Stored data:
● ● ● ●

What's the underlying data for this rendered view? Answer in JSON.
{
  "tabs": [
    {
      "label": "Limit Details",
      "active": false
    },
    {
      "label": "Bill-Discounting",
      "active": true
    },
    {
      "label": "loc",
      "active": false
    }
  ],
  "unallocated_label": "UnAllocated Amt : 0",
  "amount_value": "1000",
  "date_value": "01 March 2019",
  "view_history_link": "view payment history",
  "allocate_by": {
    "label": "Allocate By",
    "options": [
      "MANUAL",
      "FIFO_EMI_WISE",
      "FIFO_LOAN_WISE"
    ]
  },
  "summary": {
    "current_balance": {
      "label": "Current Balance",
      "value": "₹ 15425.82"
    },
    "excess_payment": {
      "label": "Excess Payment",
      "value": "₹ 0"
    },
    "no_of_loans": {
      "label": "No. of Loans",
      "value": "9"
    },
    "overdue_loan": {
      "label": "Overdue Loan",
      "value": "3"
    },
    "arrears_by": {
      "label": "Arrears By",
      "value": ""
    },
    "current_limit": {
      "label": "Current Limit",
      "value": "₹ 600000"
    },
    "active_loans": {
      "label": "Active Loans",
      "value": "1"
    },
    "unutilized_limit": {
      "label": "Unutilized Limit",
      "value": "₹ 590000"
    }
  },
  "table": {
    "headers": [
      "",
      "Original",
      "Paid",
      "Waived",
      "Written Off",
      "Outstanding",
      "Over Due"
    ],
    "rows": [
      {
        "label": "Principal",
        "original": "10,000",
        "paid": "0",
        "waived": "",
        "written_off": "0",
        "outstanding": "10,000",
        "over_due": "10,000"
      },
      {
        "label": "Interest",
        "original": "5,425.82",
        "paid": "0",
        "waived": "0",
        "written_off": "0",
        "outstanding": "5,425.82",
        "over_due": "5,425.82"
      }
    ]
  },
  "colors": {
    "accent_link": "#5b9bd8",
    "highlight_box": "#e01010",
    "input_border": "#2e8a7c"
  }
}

● ● ● ●

> Task description
Copy out the full listing exactly.

> Result below
What's the underlying data for this rendered view? Answer in JSON.
{
  "tabs": [
    {
      "label": "Limit Details",
      "active": false
    },
    {
      "label": "Bill-Discounting",
      "active": true
    },
    {
      "label": "loc",
      "active": false
    }
  ],
  "unallocated_label": "UnAllocated Amt : 0",
  "amount_value": "1000",
  "date_value": "01 March 2019",
  "view_history_link": "view payment history",
  "allocate_by": {
    "label": "Allocate By",
    "options": [
      "MANUAL",
      "FIFO_EMI_WISE",
      "FIFO_LOAN_WISE"
    ]
  },
  "summary": {
    "current_balance": {
      "label": "Current Balance",
      "value": "₹ 15425.82"
    },
    "excess_payment": {
      "label": "Excess Payment",
      "value": "₹ 0"
    },
    "no_of_loans": {
      "label": "No. of Loans",
      "value": "9"
    },
    "overdue_loan": {
      "label": "Overdue Loan",
      "value": "3"
    },
    "arrears_by": {
      "label": "Arrears By",
      "value": ""
    },
    "current_limit": {
      "label": "Current Limit",
      "value": "₹ 600000"
    },
    "active_loans": {
      "label": "Active Loans",
      "value": "1"
    },
    "unutilized_limit": {
      "label": "Unutilized Limit",
      "value": "₹ 590000"
    }
  },
  "table": {
    "headers": [
      "",
      "Original",
      "Paid",
      "Waived",
      "Written Off",
      "Outstanding",
      "Over Due"
    ],
    "rows": [
      {
        "label": "Principal",
        "original": "10,000",
        "paid": "0",
        "waived": "",
        "written_off": "0",
        "outstanding": "10,000",
        "over_due": "10,000"
      },
      {
        "label": "Interest",
        "original": "5,425.82",
        "paid": "0",
        "waived": "0",
        "written_off": "0",
        "outstanding": "5,425.82",
        "over_due": "5,425.82"
      }
    ]
  },
  "colors": {
    "accent_link": "#5b9bd8",
    "highlight_box": "#e01010",
    "input_border": "#2e8a7c"
  }
}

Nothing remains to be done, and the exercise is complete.